Source passage
□ □ □ □ □

This year, the annual array of Shakespearean comedies and dramas includes a puppet-heavy presentation of the playwright’s greatest tragedy; a localized adaptation of his final play; an updated musical version of a beloved romance; and a Western-themed take on that same play, performed in a Marin County amphitheater.

Lear (running through July 2 at Main Stage West in Sebastopol) is an intense, funny and fierce look at King Lear, presented by Sebastopol’s Independent Eye and featuring the two performer-puppeteers, Conrad Bishop and Elizabeth Fuller. Bishop is a first-rate Lear, tilting toward madness and despair as his faithful Fool (Fuller) remains by his side. All the other characters are puppets. It’s eerie and awesome.

Pegasus Theater, in Guerneville, presents Merlyn Sell’s original play Tempestuous (through June 25), taking The Tempest and replacing Prospero’s magical island with a magical riverside commune that is suddenly repopulated with clashing visitors and magicians.

In Cloverdale, Shakespeare’s original Tempest (through June 25 at the Cloverdale Community Arts Center) gets a more traditional run (the island, the spirits, the monsters, the storm), while in San Rafael, Much Ado About Nothing (June 30–July 23, courtesy of the Marin Shakespeare Company) maintains Shakespeare’s language but puts its mismatched lovers, fiendish plots and goofball sidekicks into cowboy hats and plaid garb for a Western feel.

□ □ □ □ □

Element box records
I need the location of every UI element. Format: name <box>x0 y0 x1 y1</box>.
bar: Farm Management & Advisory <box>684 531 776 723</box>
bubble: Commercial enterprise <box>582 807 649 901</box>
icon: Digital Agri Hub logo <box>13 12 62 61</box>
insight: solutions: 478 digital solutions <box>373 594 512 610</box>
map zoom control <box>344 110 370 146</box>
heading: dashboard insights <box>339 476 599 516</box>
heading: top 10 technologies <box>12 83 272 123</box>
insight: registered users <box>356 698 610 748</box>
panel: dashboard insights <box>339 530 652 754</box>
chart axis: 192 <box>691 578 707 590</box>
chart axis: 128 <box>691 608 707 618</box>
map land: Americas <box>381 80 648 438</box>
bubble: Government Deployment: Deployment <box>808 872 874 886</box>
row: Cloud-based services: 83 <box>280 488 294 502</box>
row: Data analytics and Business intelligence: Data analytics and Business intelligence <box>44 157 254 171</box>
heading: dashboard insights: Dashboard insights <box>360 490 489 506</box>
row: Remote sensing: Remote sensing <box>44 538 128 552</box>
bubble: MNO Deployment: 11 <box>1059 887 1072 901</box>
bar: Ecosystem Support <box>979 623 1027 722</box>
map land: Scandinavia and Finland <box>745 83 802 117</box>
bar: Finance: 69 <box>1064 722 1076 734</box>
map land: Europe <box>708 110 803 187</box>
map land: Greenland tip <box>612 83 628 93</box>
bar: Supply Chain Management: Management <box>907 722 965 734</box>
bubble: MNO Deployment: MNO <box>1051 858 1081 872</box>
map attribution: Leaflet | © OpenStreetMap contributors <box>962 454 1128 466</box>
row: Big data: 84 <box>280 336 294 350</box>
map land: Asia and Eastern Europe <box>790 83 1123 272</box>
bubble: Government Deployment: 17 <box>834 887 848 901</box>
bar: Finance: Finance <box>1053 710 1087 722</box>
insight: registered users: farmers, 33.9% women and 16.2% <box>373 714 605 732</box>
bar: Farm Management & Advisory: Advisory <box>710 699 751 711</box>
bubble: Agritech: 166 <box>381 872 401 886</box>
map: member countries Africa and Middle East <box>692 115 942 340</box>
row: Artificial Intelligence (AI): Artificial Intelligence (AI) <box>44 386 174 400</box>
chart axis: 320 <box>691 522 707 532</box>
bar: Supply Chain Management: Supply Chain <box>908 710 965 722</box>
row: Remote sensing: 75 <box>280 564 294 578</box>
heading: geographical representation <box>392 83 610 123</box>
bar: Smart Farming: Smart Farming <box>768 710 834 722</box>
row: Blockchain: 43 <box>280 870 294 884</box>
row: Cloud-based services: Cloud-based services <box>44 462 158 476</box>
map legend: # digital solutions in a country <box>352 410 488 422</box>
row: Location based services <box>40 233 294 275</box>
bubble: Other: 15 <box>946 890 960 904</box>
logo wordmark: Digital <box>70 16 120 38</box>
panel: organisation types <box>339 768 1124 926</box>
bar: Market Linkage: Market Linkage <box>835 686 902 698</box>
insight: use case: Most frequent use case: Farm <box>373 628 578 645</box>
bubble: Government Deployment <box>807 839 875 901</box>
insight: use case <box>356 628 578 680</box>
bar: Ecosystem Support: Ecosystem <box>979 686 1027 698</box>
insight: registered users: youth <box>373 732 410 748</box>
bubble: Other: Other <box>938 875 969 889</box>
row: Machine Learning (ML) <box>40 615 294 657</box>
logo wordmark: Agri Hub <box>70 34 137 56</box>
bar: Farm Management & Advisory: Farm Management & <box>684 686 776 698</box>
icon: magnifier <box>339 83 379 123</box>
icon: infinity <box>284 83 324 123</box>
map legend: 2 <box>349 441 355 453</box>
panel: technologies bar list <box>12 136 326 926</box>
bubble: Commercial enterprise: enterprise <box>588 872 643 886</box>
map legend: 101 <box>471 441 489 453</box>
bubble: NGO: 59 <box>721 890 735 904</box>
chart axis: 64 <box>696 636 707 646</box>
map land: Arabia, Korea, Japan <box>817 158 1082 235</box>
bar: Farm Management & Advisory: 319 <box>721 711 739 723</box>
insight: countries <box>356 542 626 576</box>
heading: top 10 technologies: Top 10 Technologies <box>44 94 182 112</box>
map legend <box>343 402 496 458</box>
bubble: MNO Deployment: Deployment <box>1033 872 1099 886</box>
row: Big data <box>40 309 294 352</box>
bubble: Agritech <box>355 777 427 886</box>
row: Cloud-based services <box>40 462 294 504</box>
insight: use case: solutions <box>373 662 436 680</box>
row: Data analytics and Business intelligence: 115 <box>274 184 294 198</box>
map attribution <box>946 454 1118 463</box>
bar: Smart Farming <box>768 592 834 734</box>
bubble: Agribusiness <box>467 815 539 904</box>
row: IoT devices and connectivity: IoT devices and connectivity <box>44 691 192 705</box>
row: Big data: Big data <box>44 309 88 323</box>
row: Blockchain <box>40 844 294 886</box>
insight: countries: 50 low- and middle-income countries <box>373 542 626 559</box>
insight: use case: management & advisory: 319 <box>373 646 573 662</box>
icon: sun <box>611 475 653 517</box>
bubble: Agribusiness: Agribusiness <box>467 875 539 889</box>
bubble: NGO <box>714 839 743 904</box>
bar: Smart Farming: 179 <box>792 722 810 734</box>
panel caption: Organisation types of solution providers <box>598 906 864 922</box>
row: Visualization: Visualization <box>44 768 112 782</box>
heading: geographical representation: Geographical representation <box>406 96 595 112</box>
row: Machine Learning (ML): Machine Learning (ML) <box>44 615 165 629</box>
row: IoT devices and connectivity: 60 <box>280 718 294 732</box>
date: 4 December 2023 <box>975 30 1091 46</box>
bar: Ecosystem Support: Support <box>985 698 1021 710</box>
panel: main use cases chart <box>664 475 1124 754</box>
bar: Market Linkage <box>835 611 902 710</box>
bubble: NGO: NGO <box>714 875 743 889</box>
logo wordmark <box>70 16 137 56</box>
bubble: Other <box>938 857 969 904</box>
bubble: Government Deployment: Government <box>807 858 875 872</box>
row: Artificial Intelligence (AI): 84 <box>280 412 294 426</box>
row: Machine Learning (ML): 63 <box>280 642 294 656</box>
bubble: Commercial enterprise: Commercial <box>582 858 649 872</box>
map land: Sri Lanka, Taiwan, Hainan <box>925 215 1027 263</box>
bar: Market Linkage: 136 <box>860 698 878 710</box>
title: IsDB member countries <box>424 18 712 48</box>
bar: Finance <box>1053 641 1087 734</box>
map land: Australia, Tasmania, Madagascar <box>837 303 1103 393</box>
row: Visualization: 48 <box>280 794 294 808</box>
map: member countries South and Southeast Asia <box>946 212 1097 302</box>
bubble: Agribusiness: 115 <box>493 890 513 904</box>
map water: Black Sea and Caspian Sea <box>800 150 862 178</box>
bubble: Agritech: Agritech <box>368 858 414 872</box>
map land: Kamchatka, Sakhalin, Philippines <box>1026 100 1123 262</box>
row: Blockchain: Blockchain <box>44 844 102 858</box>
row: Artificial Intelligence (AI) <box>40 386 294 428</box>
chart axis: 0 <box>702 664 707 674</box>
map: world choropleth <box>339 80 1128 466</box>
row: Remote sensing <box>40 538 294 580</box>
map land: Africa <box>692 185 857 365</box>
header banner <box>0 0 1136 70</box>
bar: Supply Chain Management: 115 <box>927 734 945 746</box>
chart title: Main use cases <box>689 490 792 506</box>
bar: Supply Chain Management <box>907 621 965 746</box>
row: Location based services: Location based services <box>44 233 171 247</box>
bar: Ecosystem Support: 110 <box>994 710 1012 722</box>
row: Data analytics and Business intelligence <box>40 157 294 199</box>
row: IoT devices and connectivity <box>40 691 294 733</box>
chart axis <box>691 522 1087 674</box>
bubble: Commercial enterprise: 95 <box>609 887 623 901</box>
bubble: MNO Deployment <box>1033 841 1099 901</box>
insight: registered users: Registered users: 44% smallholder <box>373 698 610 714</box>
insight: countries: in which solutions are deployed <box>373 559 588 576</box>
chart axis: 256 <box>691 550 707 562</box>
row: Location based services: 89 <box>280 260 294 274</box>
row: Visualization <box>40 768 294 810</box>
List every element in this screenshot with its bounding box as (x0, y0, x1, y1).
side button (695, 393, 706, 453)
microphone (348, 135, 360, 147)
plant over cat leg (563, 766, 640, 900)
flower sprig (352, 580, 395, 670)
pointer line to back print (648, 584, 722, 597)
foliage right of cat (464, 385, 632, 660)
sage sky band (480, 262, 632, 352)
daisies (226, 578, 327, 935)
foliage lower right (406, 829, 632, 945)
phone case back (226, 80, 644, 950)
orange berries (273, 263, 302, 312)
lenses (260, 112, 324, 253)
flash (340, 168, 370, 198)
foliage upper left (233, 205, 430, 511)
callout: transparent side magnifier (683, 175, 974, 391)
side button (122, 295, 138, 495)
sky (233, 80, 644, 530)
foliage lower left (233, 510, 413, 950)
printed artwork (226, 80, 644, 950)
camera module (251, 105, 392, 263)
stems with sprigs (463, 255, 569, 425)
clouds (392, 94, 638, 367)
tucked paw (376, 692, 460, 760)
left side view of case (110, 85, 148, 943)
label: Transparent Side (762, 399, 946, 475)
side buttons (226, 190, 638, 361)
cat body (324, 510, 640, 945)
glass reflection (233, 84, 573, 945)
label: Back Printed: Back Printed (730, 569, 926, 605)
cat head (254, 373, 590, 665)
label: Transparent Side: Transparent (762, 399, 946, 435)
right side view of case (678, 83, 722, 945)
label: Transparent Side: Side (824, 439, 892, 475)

□ □ □ □ □

To-do list
[a] Echo the Shakespeare passage from "Lear (running through" up to and including "eerie and awesome.".
[b] Write what comes next in the Shakespeare passage, picking up after its final sentence.
The rows stand apart from the Shakespeare passage.

Answers in order
[a]
Lear (running through July 2 at Main Stage West in Sebastopol) is an intense, funny and fierce look at King Lear, presented by Sebastopol’s Independent Eye and featuring the two performer-puppeteers, Conrad Bishop and Elizabeth Fuller. Bishop is a first-rate Lear, tilting toward madness and despair as his faithful Fool (Fuller) remains by his side. All the other characters are puppets. It’s eerie and awesome.

[b]
In the Mood (July 13–Aug. 5, by Shakespeare in the Cannery) takes the same story, and much of the language, but sets it in 1940 Italy, just after WWII, and includes a number of popular big band tunes. At the same location later in the summer, 6th Street Playhouse presents Fairy World (Aug. 10–Sept. 2), a stripped-down, reworked version of A Midsummer Night’s Dream, conceived by Jared Sakren.

In Sonoma at Buena Vista Winery, Sonoma Shakespeare Avalon Players presents the twins-switched-at-birth Comedy of Errors (Aug. 9–20), and in Petaluma, on the river, Petaluma Shakespeare brings us the bawdy history Henry IV, Part One (Aug. 25–Sept. 9).

Finally, back to San Rafael, Marin Shakespeare concludes its season with the bittersweet Love’s Labors Lost (Sept. 2–24), Shakespeare’s only romantic comedy that doesn’t end with a marriage.

Most of these shows take place under open skies, so barring any unexpected tempests, this should be one epic summer.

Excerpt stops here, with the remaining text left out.